**Stated task**
Search the listing below for the string "ylabel" and show each line that contains it.

**Given records**
☆ ☆ ☆ ☆ ☆ ☆ ☆
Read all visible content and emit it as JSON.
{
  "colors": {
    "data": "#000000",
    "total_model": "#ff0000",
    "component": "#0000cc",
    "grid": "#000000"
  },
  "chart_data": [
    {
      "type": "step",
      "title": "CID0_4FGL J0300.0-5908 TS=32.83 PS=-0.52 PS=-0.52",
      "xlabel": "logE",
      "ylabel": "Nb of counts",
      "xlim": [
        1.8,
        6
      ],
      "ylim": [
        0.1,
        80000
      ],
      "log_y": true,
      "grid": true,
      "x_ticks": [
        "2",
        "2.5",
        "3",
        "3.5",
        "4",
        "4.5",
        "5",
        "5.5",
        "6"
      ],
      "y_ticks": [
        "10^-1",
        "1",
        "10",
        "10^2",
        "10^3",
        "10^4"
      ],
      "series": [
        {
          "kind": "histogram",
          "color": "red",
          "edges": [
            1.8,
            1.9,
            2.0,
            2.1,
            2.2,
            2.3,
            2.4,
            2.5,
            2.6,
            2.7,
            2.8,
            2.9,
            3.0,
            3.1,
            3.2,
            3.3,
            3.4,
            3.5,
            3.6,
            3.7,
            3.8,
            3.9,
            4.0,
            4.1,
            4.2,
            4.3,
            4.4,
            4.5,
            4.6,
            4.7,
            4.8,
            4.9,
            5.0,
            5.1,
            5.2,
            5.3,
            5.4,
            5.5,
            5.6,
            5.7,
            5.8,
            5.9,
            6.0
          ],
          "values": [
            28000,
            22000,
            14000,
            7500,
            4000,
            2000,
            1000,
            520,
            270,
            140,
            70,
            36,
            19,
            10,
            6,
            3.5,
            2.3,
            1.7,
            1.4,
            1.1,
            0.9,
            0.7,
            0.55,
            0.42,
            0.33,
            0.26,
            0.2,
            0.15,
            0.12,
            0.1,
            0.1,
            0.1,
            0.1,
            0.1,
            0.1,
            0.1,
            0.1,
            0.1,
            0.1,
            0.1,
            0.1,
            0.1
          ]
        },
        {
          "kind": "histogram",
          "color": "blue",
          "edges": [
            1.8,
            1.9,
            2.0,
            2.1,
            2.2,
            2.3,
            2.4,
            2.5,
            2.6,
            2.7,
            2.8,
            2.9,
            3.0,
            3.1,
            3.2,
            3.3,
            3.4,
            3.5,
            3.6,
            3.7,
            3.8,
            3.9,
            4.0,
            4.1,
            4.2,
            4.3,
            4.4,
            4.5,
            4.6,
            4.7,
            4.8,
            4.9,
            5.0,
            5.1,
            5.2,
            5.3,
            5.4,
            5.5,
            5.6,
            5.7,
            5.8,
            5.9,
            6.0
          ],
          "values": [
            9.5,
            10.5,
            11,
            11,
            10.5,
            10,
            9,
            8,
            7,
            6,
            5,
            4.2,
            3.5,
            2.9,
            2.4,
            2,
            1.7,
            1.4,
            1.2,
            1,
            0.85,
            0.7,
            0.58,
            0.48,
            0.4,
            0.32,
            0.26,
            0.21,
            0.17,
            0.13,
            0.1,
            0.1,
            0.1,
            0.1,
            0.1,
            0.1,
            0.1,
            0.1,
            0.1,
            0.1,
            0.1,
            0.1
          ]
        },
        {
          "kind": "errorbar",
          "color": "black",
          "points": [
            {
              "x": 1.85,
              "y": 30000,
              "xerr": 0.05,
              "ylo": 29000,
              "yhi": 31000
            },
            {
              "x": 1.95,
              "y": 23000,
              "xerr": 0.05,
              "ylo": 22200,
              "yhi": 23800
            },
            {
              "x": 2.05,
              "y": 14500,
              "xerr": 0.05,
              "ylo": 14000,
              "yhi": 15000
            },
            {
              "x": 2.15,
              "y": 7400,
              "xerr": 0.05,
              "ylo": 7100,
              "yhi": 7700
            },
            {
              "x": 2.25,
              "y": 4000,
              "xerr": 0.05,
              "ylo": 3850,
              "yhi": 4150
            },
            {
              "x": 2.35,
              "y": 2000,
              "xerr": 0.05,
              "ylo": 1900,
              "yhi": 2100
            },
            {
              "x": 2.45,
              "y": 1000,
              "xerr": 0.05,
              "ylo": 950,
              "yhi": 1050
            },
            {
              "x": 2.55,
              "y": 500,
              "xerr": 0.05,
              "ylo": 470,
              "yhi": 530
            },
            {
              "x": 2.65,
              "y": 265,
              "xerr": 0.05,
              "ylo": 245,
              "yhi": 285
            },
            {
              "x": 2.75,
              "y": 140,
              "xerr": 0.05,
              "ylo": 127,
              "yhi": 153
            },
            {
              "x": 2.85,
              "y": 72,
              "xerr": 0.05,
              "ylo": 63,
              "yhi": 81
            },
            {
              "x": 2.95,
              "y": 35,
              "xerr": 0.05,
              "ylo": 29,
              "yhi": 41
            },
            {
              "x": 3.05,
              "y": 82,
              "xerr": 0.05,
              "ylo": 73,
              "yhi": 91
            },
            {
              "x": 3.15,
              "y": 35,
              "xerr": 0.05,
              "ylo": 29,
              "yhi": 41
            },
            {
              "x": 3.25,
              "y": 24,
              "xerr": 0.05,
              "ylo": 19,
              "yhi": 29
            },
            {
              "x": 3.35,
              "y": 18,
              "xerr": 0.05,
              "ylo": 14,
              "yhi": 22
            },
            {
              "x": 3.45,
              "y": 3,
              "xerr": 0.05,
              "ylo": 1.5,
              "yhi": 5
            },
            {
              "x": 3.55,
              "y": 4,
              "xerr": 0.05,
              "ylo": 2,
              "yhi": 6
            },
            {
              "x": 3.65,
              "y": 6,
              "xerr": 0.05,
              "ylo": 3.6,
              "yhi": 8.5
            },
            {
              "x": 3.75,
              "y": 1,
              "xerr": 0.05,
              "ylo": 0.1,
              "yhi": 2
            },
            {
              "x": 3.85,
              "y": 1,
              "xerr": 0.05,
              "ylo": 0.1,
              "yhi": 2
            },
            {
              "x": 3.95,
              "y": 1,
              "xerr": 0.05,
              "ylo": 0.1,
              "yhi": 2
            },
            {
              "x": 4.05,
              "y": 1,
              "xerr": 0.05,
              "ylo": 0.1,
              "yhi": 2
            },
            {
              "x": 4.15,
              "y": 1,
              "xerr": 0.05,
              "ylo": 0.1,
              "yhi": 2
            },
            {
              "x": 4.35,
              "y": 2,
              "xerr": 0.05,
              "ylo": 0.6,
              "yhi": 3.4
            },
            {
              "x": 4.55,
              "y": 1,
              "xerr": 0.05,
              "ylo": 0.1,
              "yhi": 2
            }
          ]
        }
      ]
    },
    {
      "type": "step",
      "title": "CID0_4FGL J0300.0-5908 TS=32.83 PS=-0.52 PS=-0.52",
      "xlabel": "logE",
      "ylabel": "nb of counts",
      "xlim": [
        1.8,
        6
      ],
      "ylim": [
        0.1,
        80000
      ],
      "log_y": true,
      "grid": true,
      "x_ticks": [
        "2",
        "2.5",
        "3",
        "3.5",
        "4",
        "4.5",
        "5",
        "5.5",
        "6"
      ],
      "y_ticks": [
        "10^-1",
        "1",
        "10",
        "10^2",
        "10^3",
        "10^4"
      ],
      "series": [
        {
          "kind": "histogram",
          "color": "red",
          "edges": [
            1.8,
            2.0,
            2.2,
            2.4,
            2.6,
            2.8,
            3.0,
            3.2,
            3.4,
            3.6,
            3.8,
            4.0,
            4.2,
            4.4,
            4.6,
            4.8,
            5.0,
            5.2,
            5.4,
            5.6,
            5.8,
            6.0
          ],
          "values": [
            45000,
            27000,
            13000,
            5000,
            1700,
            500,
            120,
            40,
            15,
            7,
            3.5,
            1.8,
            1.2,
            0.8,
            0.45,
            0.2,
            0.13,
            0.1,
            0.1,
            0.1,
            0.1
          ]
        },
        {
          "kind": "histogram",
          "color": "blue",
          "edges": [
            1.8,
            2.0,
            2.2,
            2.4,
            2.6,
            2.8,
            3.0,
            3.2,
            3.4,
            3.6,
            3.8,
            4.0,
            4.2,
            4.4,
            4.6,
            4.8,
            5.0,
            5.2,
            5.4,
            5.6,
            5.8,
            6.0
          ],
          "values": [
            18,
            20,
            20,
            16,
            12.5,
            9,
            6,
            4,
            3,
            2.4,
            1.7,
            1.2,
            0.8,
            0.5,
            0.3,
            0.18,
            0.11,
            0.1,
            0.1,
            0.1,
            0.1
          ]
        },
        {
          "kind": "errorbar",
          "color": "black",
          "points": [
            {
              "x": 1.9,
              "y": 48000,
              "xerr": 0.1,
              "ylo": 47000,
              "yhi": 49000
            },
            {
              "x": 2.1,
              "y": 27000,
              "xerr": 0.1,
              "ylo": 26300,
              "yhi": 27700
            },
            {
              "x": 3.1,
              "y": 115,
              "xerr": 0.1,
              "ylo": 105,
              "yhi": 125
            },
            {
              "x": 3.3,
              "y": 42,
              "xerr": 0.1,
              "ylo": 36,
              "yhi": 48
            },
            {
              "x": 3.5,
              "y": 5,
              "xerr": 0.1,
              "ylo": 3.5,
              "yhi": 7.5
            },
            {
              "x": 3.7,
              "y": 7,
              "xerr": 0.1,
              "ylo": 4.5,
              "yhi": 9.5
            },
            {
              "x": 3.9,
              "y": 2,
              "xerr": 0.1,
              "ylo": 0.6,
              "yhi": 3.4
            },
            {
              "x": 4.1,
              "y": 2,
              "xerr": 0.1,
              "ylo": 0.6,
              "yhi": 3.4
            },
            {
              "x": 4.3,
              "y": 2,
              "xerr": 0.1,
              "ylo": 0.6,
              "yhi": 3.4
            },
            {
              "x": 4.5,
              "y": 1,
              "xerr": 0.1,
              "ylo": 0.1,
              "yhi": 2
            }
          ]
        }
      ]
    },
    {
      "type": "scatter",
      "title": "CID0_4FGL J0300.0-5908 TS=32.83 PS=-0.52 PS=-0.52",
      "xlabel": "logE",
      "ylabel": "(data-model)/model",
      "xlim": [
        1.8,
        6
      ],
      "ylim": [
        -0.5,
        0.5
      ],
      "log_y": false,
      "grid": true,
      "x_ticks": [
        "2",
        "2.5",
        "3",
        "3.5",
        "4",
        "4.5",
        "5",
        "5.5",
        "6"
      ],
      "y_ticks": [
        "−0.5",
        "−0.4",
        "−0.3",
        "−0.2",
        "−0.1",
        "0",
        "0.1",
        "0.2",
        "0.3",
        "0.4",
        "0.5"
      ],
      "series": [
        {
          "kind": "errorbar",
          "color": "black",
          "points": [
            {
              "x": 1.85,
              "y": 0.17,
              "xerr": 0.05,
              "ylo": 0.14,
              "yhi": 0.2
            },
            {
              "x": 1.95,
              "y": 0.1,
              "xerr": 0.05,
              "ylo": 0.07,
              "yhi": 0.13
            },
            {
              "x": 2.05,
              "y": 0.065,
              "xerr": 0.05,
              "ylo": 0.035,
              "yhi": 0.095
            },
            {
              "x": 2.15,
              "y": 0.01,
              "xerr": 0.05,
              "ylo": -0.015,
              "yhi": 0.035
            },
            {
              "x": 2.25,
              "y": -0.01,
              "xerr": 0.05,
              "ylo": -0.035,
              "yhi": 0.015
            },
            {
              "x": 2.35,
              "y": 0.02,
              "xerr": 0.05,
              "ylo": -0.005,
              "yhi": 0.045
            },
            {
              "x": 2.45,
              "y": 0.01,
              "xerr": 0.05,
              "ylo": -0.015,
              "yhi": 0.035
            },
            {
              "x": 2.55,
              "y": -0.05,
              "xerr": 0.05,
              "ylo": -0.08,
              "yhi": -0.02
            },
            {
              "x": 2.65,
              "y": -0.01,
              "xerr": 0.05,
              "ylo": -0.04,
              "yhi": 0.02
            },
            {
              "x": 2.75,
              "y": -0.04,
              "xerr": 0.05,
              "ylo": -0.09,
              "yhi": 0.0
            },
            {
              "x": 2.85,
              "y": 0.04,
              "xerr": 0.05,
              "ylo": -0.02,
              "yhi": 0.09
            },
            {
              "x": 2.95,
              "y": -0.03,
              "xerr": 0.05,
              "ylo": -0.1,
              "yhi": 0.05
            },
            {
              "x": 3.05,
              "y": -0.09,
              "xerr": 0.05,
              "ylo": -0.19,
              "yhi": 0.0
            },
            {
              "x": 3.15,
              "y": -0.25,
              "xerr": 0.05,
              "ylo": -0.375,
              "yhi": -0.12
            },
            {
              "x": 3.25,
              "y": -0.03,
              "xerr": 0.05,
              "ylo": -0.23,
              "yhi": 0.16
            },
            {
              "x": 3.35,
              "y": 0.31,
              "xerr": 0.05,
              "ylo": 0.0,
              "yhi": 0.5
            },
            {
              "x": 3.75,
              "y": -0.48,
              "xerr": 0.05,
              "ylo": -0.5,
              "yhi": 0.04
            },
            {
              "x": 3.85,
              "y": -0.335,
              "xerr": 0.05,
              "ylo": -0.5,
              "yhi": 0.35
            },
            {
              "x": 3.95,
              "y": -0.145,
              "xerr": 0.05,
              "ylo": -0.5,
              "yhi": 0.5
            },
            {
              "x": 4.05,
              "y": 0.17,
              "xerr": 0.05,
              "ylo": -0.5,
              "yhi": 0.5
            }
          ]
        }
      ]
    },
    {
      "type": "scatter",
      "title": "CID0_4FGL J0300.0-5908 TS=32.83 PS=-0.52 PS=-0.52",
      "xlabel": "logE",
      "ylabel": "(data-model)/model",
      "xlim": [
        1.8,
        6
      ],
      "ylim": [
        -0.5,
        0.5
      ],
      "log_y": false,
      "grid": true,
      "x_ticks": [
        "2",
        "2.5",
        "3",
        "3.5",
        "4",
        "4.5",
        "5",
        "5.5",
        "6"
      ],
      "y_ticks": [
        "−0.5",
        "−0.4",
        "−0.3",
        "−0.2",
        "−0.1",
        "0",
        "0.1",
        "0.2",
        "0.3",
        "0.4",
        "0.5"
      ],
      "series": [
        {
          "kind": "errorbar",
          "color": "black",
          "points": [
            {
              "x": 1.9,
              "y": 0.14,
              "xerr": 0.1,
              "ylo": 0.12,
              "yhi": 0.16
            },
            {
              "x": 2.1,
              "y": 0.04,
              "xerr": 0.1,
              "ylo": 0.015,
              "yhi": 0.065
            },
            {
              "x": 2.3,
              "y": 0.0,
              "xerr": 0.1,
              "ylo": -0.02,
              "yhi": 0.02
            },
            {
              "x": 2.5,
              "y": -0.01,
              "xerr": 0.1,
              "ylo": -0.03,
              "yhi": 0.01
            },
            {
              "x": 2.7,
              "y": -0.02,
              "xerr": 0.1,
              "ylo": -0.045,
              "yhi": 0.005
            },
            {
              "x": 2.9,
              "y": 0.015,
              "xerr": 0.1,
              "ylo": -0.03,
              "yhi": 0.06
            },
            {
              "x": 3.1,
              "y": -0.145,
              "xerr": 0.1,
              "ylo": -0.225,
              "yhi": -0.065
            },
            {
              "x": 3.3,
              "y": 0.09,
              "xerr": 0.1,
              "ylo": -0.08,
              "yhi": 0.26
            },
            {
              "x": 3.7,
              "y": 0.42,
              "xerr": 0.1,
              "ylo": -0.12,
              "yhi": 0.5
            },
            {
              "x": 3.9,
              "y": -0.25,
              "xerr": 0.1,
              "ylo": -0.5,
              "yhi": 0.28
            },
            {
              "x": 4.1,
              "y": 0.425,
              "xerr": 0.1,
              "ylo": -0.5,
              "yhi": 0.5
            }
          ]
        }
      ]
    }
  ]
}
☆ ☆ ☆ ☆ ☆ ☆ ☆
**Exercise response**
      "ylabel": "Nb of counts",
      "ylabel": "nb of counts",
      "ylabel": "(data-model)/model",
      "ylabel": "(data-model)/model",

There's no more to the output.